Recorded data:
↓↓↓
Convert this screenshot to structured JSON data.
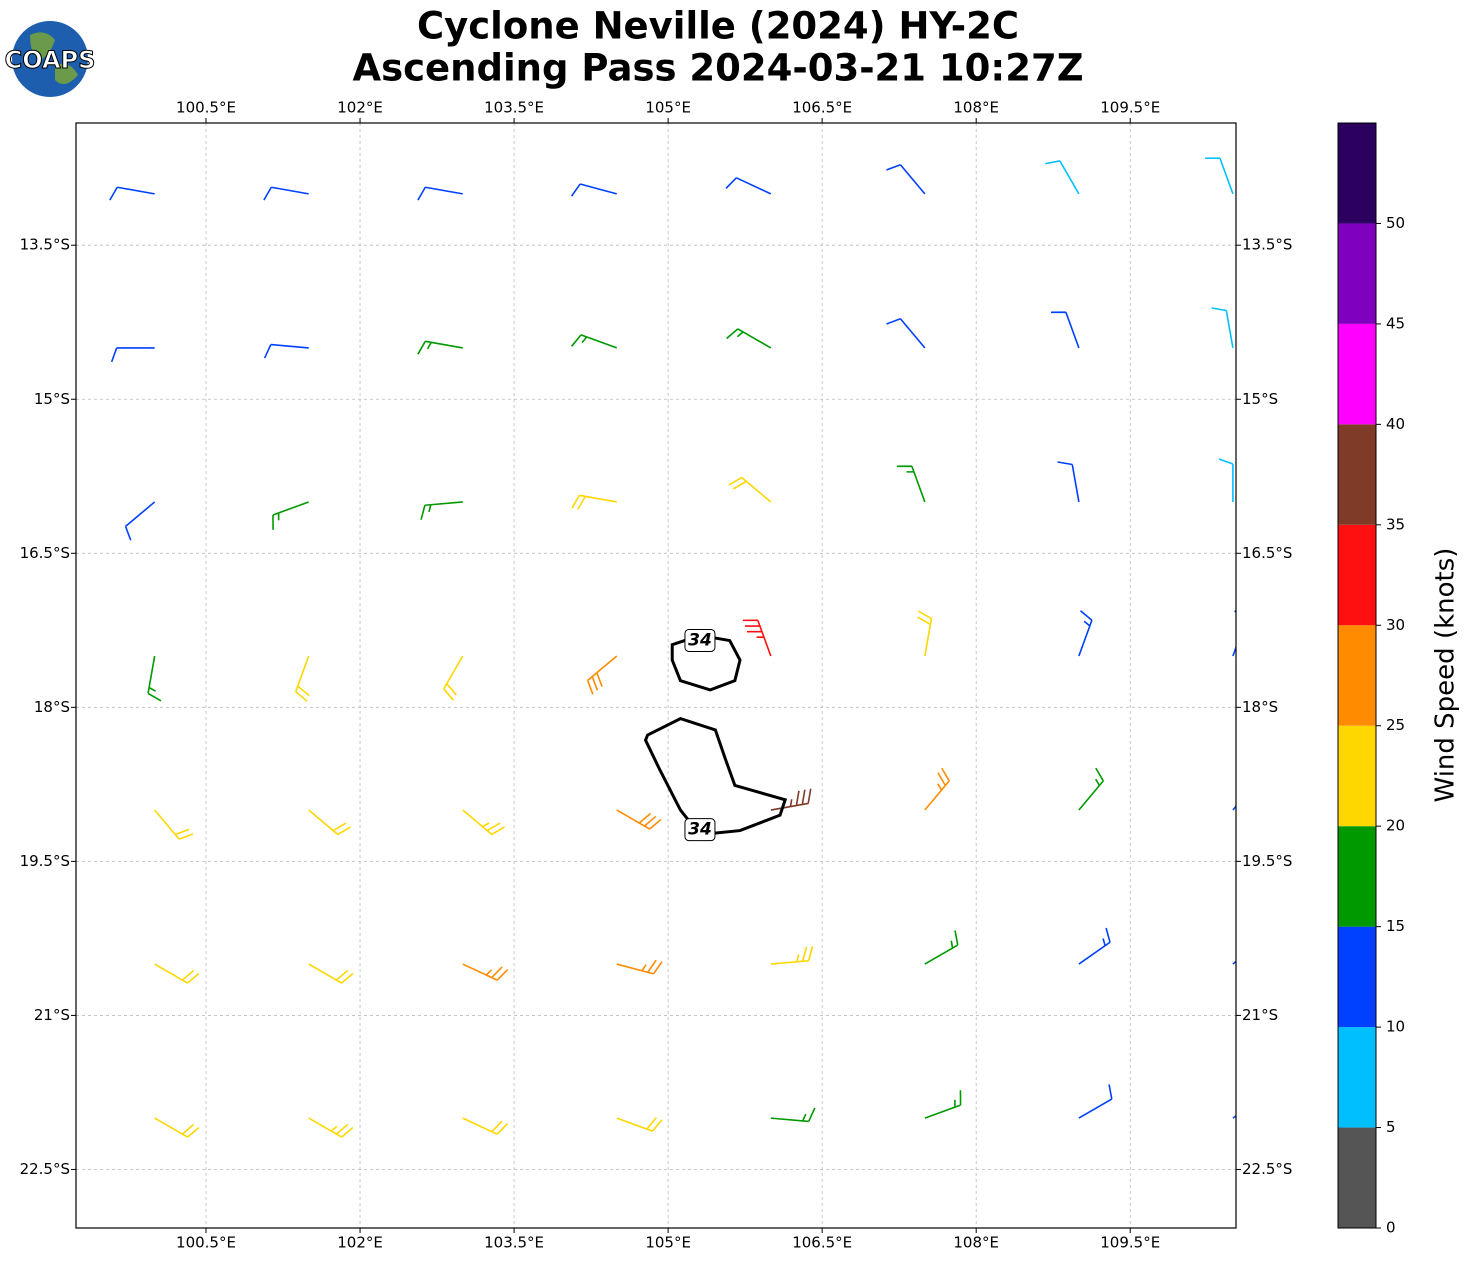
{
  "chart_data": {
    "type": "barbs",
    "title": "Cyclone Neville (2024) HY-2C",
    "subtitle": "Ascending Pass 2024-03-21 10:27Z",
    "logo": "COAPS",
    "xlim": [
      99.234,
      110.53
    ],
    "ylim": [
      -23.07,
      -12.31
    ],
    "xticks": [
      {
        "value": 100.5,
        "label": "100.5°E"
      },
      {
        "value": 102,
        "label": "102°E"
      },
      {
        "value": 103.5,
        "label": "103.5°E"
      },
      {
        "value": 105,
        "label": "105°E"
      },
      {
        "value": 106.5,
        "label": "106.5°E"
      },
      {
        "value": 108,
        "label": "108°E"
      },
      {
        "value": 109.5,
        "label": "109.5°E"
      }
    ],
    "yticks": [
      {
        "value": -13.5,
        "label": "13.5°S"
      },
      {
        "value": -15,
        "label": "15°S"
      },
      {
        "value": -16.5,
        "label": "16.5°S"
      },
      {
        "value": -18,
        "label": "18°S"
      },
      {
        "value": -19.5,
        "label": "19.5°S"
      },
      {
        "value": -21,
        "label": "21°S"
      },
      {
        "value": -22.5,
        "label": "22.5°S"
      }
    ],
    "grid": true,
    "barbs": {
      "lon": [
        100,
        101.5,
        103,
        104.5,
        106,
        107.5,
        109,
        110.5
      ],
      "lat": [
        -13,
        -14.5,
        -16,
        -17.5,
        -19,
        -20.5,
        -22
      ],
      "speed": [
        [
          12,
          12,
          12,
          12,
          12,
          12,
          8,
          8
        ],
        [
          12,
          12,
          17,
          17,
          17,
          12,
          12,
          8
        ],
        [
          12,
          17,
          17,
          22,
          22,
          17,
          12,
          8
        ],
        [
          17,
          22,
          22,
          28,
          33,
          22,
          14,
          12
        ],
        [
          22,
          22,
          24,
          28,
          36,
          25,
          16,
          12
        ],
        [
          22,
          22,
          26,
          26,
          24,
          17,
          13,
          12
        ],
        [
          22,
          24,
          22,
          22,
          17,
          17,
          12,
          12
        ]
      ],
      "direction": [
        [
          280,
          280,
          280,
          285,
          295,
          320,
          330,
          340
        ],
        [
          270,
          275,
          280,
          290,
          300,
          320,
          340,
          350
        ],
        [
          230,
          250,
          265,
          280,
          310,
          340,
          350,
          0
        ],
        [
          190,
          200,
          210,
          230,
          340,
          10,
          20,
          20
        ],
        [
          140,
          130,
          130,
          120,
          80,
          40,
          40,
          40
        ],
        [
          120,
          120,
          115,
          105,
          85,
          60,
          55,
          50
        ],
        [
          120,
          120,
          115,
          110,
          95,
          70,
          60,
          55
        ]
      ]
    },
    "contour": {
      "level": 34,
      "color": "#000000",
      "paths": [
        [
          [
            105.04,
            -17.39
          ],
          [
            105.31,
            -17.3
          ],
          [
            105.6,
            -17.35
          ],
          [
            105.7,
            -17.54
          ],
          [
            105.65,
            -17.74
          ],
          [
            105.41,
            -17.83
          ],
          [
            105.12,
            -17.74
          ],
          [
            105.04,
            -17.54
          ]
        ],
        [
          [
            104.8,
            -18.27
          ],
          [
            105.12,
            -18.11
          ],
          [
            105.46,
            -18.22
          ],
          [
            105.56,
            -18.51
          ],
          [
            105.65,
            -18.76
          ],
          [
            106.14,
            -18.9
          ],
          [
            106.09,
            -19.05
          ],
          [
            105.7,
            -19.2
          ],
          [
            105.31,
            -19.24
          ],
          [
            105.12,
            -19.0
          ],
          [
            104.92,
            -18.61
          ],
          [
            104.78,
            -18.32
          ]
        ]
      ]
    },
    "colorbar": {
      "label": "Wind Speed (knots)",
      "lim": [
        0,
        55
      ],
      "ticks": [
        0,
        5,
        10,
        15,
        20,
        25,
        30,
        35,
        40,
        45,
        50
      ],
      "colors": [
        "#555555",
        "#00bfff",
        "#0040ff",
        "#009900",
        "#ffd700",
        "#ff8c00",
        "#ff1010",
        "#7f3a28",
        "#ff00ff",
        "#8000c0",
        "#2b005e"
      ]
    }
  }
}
↑↑↑
WRITTEN PROBLEM: Copy all the records above exactly, but leave out the pictures.

EXERCISE OUTPUT:
Convert this screenshot to structured JSON data.
{
  "chart_data": {
    "type": "barbs",
    "title": "Cyclone Neville (2024) HY-2C",
    "subtitle": "Ascending Pass 2024-03-21 10:27Z",
    "logo": "COAPS",
    "xlim": [
      99.234,
      110.53
    ],
    "ylim": [
      -23.07,
      -12.31
    ],
    "xticks": [
      {
        "value": 100.5,
        "label": "100.5°E"
      },
      {
        "value": 102,
        "label": "102°E"
      },
      {
        "value": 103.5,
        "label": "103.5°E"
      },
      {
        "value": 105,
        "label": "105°E"
      },
      {
        "value": 106.5,
        "label": "106.5°E"
      },
      {
        "value": 108,
        "label": "108°E"
      },
      {
        "value": 109.5,
        "label": "109.5°E"
      }
    ],
    "yticks": [
      {
        "value": -13.5,
        "label": "13.5°S"
      },
      {
        "value": -15,
        "label": "15°S"
      },
      {
        "value": -16.5,
        "label": "16.5°S"
      },
      {
        "value": -18,
        "label": "18°S"
      },
      {
        "value": -19.5,
        "label": "19.5°S"
      },
      {
        "value": -21,
        "label": "21°S"
      },
      {
        "value": -22.5,
        "label": "22.5°S"
      }
    ],
    "grid": true,
    "barbs": {
      "lon": [
        100,
        101.5,
        103,
        104.5,
        106,
        107.5,
        109,
        110.5
      ],
      "lat": [
        -13,
        -14.5,
        -16,
        -17.5,
        -19,
        -20.5,
        -22
      ],
      "speed": [
        [
          12,
          12,
          12,
          12,
          12,
          12,
          8,
          8
        ],
        [
          12,
          12,
          17,
          17,
          17,
          12,
          12,
          8
        ],
        [
          12,
          17,
          17,
          22,
          22,
          17,
          12,
          8
        ],
        [
          17,
          22,
          22,
          28,
          33,
          22,
          14,
          12
        ],
        [
          22,
          22,
          24,
          28,
          36,
          25,
          16,
          12
        ],
        [
          22,
          22,
          26,
          26,
          24,
          17,
          13,
          12
        ],
        [
          22,
          24,
          22,
          22,
          17,
          17,
          12,
          12
        ]
      ],
      "direction": [
        [
          280,
          280,
          280,
          285,
          295,
          320,
          330,
          340
        ],
        [
          270,
          275,
          280,
          290,
          300,
          320,
          340,
          350
        ],
        [
          230,
          250,
          265,
          280,
          310,
          340,
          350,
          0
        ],
        [
          190,
          200,
          210,
          230,
          340,
          10,
          20,
          20
        ],
        [
          140,
          130,
          130,
          120,
          80,
          40,
          40,
          40
        ],
        [
          120,
          120,
          115,
          105,
          85,
          60,
          55,
          50
        ],
        [
          120,
          120,
          115,
          110,
          95,
          70,
          60,
          55
        ]
      ]
    },
    "contour": {
      "level": 34,
      "color": "#000000",
      "paths": [
        [
          [
            105.04,
            -17.39
          ],
          [
            105.31,
            -17.3
          ],
          [
            105.6,
            -17.35
          ],
          [
            105.7,
            -17.54
          ],
          [
            105.65,
            -17.74
          ],
          [
            105.41,
            -17.83
          ],
          [
            105.12,
            -17.74
          ],
          [
            105.04,
            -17.54
          ]
        ],
        [
          [
            104.8,
            -18.27
          ],
          [
            105.12,
            -18.11
          ],
          [
            105.46,
            -18.22
          ],
          [
            105.56,
            -18.51
          ],
          [
            105.65,
            -18.76
          ],
          [
            106.14,
            -18.9
          ],
          [
            106.09,
            -19.05
          ],
          [
            105.7,
            -19.2
          ],
          [
            105.31,
            -19.24
          ],
          [
            105.12,
            -19.0
          ],
          [
            104.92,
            -18.61
          ],
          [
            104.78,
            -18.32
          ]
        ]
      ]
    },
    "colorbar": {
      "label": "Wind Speed (knots)",
      "lim": [
        0,
        55
      ],
      "ticks": [
        0,
        5,
        10,
        15,
        20,
        25,
        30,
        35,
        40,
        45,
        50
      ],
      "colors": [
        "#555555",
        "#00bfff",
        "#0040ff",
        "#009900",
        "#ffd700",
        "#ff8c00",
        "#ff1010",
        "#7f3a28",
        "#ff00ff",
        "#8000c0",
        "#2b005e"
      ]
    }
  }
}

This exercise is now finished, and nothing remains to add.